▸ **WHAT YOU HAVE TO DO**
Search the records for the line with "Read the values". Output that line and each line after it, exactly, and stop at the end; omit pictures.

━━━━━ EXERCISE INPUTS

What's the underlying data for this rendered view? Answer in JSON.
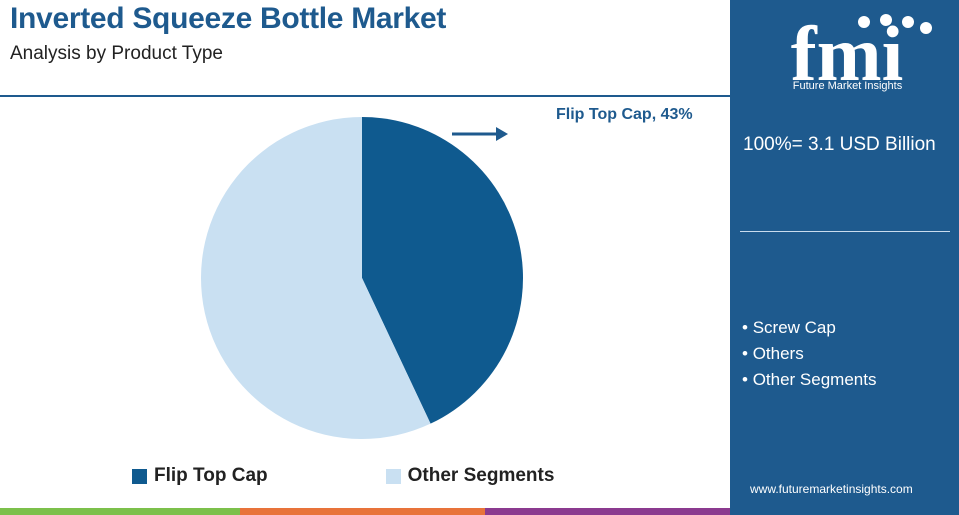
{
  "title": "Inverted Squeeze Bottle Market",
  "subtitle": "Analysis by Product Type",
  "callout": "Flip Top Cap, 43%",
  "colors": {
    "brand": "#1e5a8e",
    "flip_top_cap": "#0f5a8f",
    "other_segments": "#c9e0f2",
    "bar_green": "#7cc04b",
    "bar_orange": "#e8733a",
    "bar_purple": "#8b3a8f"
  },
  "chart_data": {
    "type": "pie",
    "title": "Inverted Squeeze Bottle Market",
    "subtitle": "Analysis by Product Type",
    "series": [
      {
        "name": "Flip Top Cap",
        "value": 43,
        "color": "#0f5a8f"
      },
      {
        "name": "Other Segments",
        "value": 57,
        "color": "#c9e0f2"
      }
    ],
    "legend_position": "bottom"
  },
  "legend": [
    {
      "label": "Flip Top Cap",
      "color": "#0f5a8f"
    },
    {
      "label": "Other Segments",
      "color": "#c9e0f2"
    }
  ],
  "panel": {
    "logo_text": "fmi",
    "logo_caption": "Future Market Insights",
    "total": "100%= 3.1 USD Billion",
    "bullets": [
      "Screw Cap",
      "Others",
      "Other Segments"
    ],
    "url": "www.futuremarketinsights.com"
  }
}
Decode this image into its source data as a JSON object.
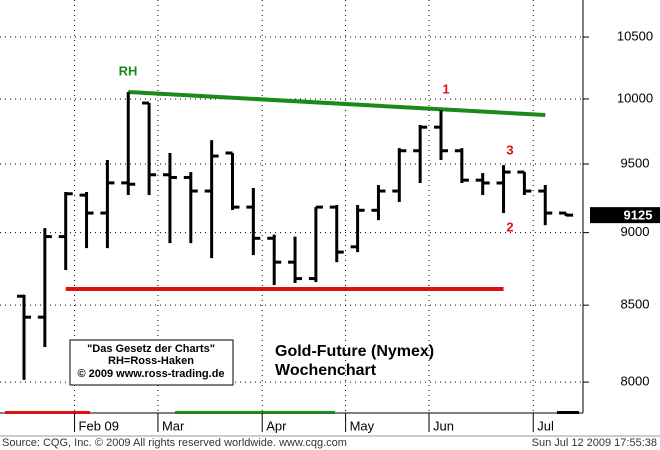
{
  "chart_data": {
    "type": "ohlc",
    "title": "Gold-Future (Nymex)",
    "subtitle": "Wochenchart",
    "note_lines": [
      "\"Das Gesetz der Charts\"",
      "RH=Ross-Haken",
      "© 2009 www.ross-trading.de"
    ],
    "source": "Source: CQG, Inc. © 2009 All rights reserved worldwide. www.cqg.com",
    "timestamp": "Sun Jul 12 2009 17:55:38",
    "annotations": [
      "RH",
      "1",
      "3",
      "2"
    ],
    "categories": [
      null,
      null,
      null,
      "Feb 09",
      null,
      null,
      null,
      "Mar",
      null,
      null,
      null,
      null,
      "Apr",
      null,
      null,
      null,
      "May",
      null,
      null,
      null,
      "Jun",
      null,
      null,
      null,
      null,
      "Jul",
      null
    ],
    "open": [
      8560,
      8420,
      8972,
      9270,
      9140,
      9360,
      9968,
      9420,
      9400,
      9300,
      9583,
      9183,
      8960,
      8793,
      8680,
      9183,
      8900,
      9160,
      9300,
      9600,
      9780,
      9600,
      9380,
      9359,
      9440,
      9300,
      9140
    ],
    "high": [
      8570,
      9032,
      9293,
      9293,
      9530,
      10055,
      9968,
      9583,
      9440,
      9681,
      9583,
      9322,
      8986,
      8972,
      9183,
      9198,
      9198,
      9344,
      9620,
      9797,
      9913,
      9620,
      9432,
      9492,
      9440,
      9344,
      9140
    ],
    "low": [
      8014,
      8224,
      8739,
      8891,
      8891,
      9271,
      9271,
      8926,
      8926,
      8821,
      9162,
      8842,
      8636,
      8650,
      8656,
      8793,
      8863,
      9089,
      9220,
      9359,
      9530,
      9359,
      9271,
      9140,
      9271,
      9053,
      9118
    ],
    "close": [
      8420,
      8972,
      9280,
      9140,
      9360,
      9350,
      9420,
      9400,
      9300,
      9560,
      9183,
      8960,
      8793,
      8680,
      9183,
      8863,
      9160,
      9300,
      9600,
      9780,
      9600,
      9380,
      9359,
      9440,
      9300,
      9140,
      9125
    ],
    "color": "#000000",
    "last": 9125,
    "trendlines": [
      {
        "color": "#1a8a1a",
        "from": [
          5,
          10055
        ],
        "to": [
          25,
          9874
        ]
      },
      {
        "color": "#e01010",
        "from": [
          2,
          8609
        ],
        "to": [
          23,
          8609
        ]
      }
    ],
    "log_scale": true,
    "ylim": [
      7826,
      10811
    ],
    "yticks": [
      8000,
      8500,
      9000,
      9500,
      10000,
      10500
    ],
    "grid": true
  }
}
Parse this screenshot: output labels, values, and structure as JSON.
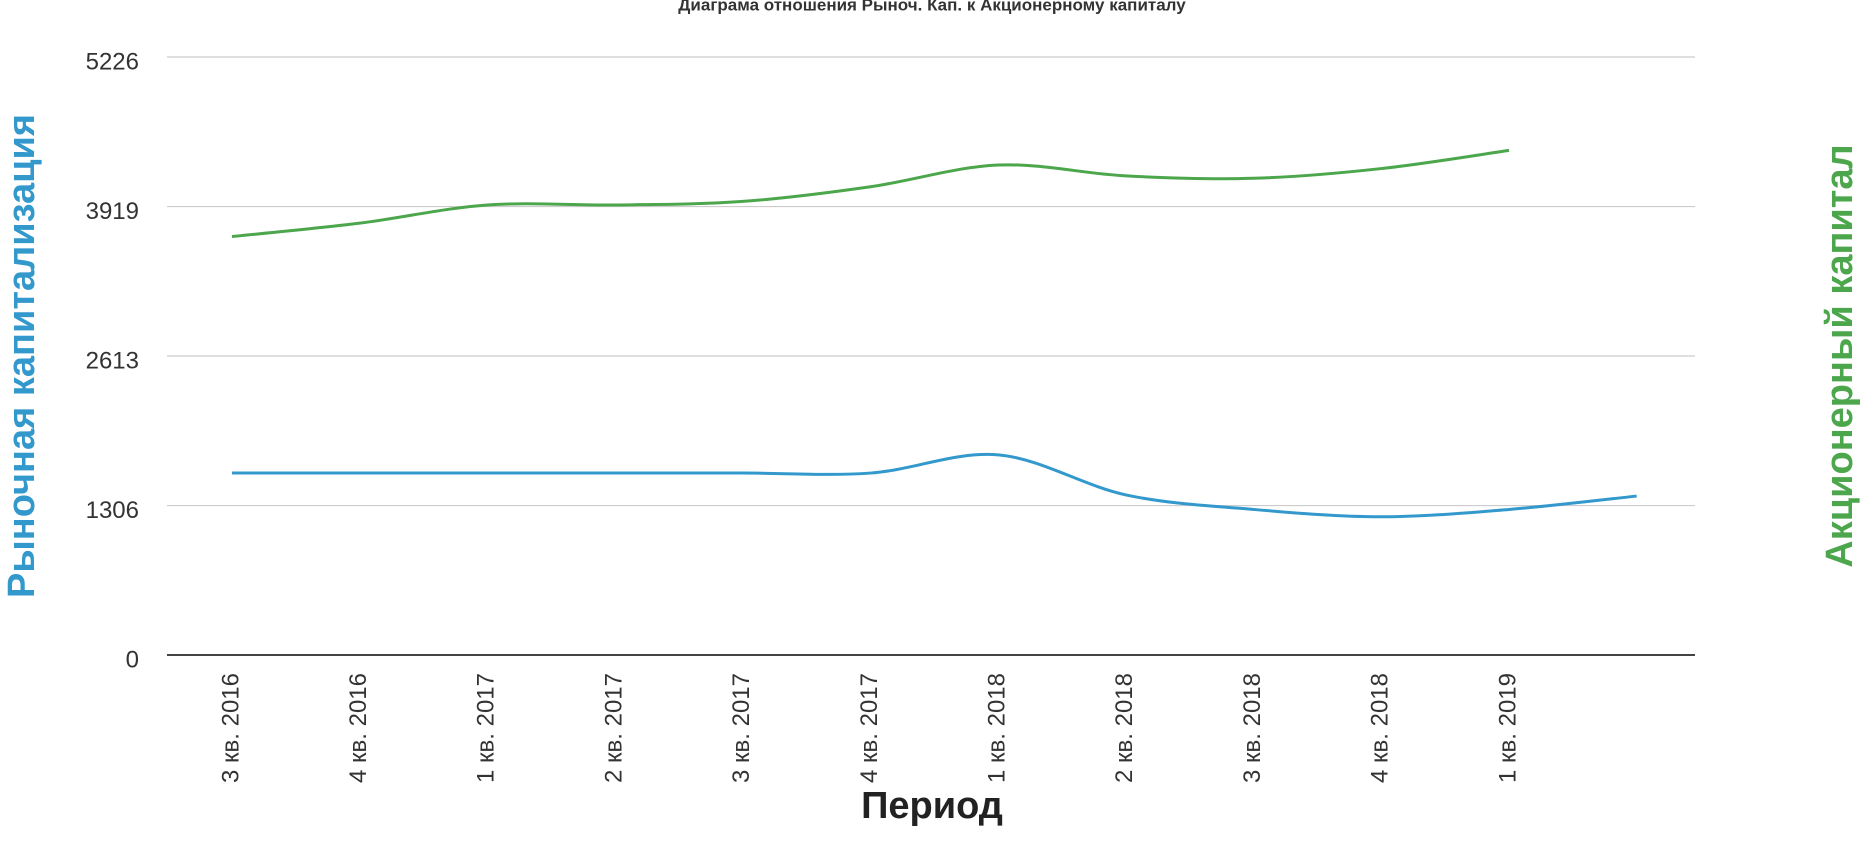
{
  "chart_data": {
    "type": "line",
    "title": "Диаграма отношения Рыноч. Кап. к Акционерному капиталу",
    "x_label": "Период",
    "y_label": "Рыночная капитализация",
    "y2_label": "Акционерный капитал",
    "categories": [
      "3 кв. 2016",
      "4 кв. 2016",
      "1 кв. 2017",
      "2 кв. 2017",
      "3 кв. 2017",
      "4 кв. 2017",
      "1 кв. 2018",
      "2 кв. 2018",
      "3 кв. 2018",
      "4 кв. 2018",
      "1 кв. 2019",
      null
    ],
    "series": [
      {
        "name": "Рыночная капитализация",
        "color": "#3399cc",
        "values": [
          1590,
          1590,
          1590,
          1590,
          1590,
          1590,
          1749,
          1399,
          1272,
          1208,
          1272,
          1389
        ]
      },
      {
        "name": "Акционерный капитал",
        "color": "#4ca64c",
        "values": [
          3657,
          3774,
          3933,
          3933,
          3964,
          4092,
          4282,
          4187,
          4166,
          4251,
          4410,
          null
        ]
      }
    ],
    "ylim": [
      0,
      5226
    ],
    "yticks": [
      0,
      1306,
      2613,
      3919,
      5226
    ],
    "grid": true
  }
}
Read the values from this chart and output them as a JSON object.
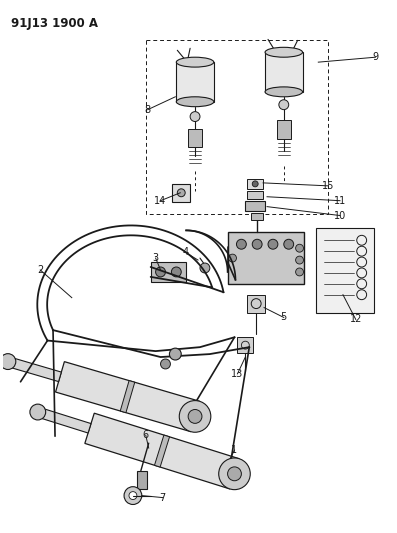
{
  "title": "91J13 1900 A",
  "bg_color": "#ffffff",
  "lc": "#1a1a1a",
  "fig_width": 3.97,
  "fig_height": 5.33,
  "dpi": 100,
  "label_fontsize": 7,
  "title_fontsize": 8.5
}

━━━━━━━━━━

▸ **THE ANSWER**
Read the values from this chart and output them as a JSON object.
{
  "title": "91J13 1900 A",
  "bg_color": "#ffffff",
  "lc": "#1a1a1a",
  "fig_width": 3.97,
  "fig_height": 5.33,
  "dpi": 100,
  "label_fontsize": 7,
  "title_fontsize": 8.5
}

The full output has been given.